Write the entries below out again exactly; any picture in them stays out.

• Records provided:
----

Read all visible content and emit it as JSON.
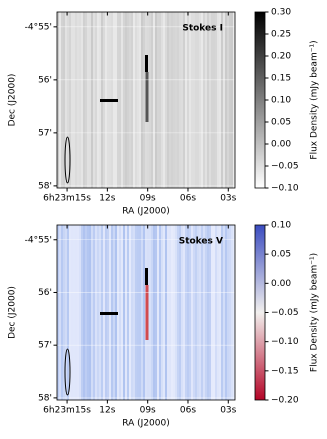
{
  "chart_data": [
    {
      "type": "image",
      "title": "Stokes I",
      "xlabel": "RA (J2000)",
      "ylabel": "Dec (J2000)",
      "xlim": [
        15.75,
        2.5
      ],
      "ylim": [
        54.72,
        58.04
      ],
      "xticks": [
        {
          "value": 15,
          "label": "6h23m15s"
        },
        {
          "value": 12,
          "label": "12s"
        },
        {
          "value": 9,
          "label": "09s"
        },
        {
          "value": 6,
          "label": "06s"
        },
        {
          "value": 3,
          "label": "03s"
        }
      ],
      "yticks": [
        {
          "value": 55,
          "label": "-4°55'"
        },
        {
          "value": 56,
          "label": "56'"
        },
        {
          "value": 57,
          "label": "57'"
        },
        {
          "value": 58,
          "label": "58'"
        }
      ],
      "colorbar": {
        "label": "Flux Density (mJy beam⁻¹)",
        "lim": [
          -0.1,
          0.3
        ],
        "colormap": [
          "#ffffff",
          "#000000"
        ],
        "ticks": [
          {
            "value": -0.1,
            "label": "−0.10"
          },
          {
            "value": -0.05,
            "label": "−0.05"
          },
          {
            "value": 0,
            "label": "0.00"
          },
          {
            "value": 0.05,
            "label": "0.05"
          },
          {
            "value": 0.1,
            "label": "0.10"
          },
          {
            "value": 0.15,
            "label": "0.15"
          },
          {
            "value": 0.2,
            "label": "0.20"
          },
          {
            "value": 0.25,
            "label": "0.25"
          },
          {
            "value": 0.3,
            "label": "0.30"
          }
        ]
      }
    },
    {
      "type": "image",
      "title": "Stokes V",
      "xlabel": "RA (J2000)",
      "ylabel": "Dec (J2000)",
      "xlim": [
        15.75,
        2.5
      ],
      "ylim": [
        54.72,
        58.04
      ],
      "xticks": [
        {
          "value": 15,
          "label": "6h23m15s"
        },
        {
          "value": 12,
          "label": "12s"
        },
        {
          "value": 9,
          "label": "09s"
        },
        {
          "value": 6,
          "label": "06s"
        },
        {
          "value": 3,
          "label": "03s"
        }
      ],
      "yticks": [
        {
          "value": 55,
          "label": "-4°55'"
        },
        {
          "value": 56,
          "label": "56'"
        },
        {
          "value": 57,
          "label": "57'"
        },
        {
          "value": 58,
          "label": "58'"
        }
      ],
      "colorbar": {
        "label": "Flux Density (mJy beam⁻¹)",
        "lim": [
          -0.2,
          0.1
        ],
        "colormap": [
          "#b40426",
          "#f2f0ee",
          "#3b4cc0"
        ],
        "ticks": [
          {
            "value": -0.2,
            "label": "−0.20"
          },
          {
            "value": -0.15,
            "label": "−0.15"
          },
          {
            "value": -0.1,
            "label": "−0.10"
          },
          {
            "value": -0.05,
            "label": "−0.05"
          },
          {
            "value": 0,
            "label": "0.00"
          },
          {
            "value": 0.05,
            "label": "0.05"
          },
          {
            "value": 0.1,
            "label": "0.10"
          }
        ]
      }
    }
  ]
}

----

• Result of the task:
Read all visible content and emit it as JSON.
{
  "chart_data": [
    {
      "type": "image",
      "title": "Stokes I",
      "xlabel": "RA (J2000)",
      "ylabel": "Dec (J2000)",
      "xlim": [
        15.75,
        2.5
      ],
      "ylim": [
        54.72,
        58.04
      ],
      "xticks": [
        {
          "value": 15,
          "label": "6h23m15s"
        },
        {
          "value": 12,
          "label": "12s"
        },
        {
          "value": 9,
          "label": "09s"
        },
        {
          "value": 6,
          "label": "06s"
        },
        {
          "value": 3,
          "label": "03s"
        }
      ],
      "yticks": [
        {
          "value": 55,
          "label": "-4°55'"
        },
        {
          "value": 56,
          "label": "56'"
        },
        {
          "value": 57,
          "label": "57'"
        },
        {
          "value": 58,
          "label": "58'"
        }
      ],
      "colorbar": {
        "label": "Flux Density (mJy beam⁻¹)",
        "lim": [
          -0.1,
          0.3
        ],
        "colormap": [
          "#ffffff",
          "#000000"
        ],
        "ticks": [
          {
            "value": -0.1,
            "label": "−0.10"
          },
          {
            "value": -0.05,
            "label": "−0.05"
          },
          {
            "value": 0,
            "label": "0.00"
          },
          {
            "value": 0.05,
            "label": "0.05"
          },
          {
            "value": 0.1,
            "label": "0.10"
          },
          {
            "value": 0.15,
            "label": "0.15"
          },
          {
            "value": 0.2,
            "label": "0.20"
          },
          {
            "value": 0.25,
            "label": "0.25"
          },
          {
            "value": 0.3,
            "label": "0.30"
          }
        ]
      }
    },
    {
      "type": "image",
      "title": "Stokes V",
      "xlabel": "RA (J2000)",
      "ylabel": "Dec (J2000)",
      "xlim": [
        15.75,
        2.5
      ],
      "ylim": [
        54.72,
        58.04
      ],
      "xticks": [
        {
          "value": 15,
          "label": "6h23m15s"
        },
        {
          "value": 12,
          "label": "12s"
        },
        {
          "value": 9,
          "label": "09s"
        },
        {
          "value": 6,
          "label": "06s"
        },
        {
          "value": 3,
          "label": "03s"
        }
      ],
      "yticks": [
        {
          "value": 55,
          "label": "-4°55'"
        },
        {
          "value": 56,
          "label": "56'"
        },
        {
          "value": 57,
          "label": "57'"
        },
        {
          "value": 58,
          "label": "58'"
        }
      ],
      "colorbar": {
        "label": "Flux Density (mJy beam⁻¹)",
        "lim": [
          -0.2,
          0.1
        ],
        "colormap": [
          "#b40426",
          "#f2f0ee",
          "#3b4cc0"
        ],
        "ticks": [
          {
            "value": -0.2,
            "label": "−0.20"
          },
          {
            "value": -0.15,
            "label": "−0.15"
          },
          {
            "value": -0.1,
            "label": "−0.10"
          },
          {
            "value": -0.05,
            "label": "−0.05"
          },
          {
            "value": 0,
            "label": "0.00"
          },
          {
            "value": 0.05,
            "label": "0.05"
          },
          {
            "value": 0.1,
            "label": "0.10"
          }
        ]
      }
    }
  ]
}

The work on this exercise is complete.